- Material for this task
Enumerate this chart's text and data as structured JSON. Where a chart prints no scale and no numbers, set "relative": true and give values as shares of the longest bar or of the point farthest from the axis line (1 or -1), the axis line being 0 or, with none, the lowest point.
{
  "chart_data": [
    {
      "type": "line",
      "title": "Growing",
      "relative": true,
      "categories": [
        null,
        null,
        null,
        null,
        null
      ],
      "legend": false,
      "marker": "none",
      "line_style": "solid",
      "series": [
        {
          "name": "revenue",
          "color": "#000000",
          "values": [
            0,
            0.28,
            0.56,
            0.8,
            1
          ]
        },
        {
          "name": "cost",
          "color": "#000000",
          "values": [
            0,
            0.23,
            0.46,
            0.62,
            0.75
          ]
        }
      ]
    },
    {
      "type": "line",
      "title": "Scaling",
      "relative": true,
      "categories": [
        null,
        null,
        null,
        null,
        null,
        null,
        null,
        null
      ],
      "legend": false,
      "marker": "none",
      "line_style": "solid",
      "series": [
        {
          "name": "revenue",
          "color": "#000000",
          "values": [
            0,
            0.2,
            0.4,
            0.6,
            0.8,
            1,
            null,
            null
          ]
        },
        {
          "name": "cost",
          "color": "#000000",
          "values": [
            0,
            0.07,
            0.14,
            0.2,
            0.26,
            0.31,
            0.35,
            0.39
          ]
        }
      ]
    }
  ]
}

- Given task
Recopy the whole listing exactly.

- Solution
Enumerate this chart's text and data as structured JSON. Where a chart prints no scale and no numbers, set "relative": true and give values as shares of the longest bar or of the point farthest from the axis line (1 or -1), the axis line being 0 or, with none, the lowest point.
{
  "chart_data": [
    {
      "type": "line",
      "title": "Growing",
      "relative": true,
      "categories": [
        null,
        null,
        null,
        null,
        null
      ],
      "legend": false,
      "marker": "none",
      "line_style": "solid",
      "series": [
        {
          "name": "revenue",
          "color": "#000000",
          "values": [
            0,
            0.28,
            0.56,
            0.8,
            1
          ]
        },
        {
          "name": "cost",
          "color": "#000000",
          "values": [
            0,
            0.23,
            0.46,
            0.62,
            0.75
          ]
        }
      ]
    },
    {
      "type": "line",
      "title": "Scaling",
      "relative": true,
      "categories": [
        null,
        null,
        null,
        null,
        null,
        null,
        null,
        null
      ],
      "legend": false,
      "marker": "none",
      "line_style": "solid",
      "series": [
        {
          "name": "revenue",
          "color": "#000000",
          "values": [
            0,
            0.2,
            0.4,
            0.6,
            0.8,
            1,
            null,
            null
          ]
        },
        {
          "name": "cost",
          "color": "#000000",
          "values": [
            0,
            0.07,
            0.14,
            0.2,
            0.26,
            0.31,
            0.35,
            0.39
          ]
        }
      ]
    }
  ]
}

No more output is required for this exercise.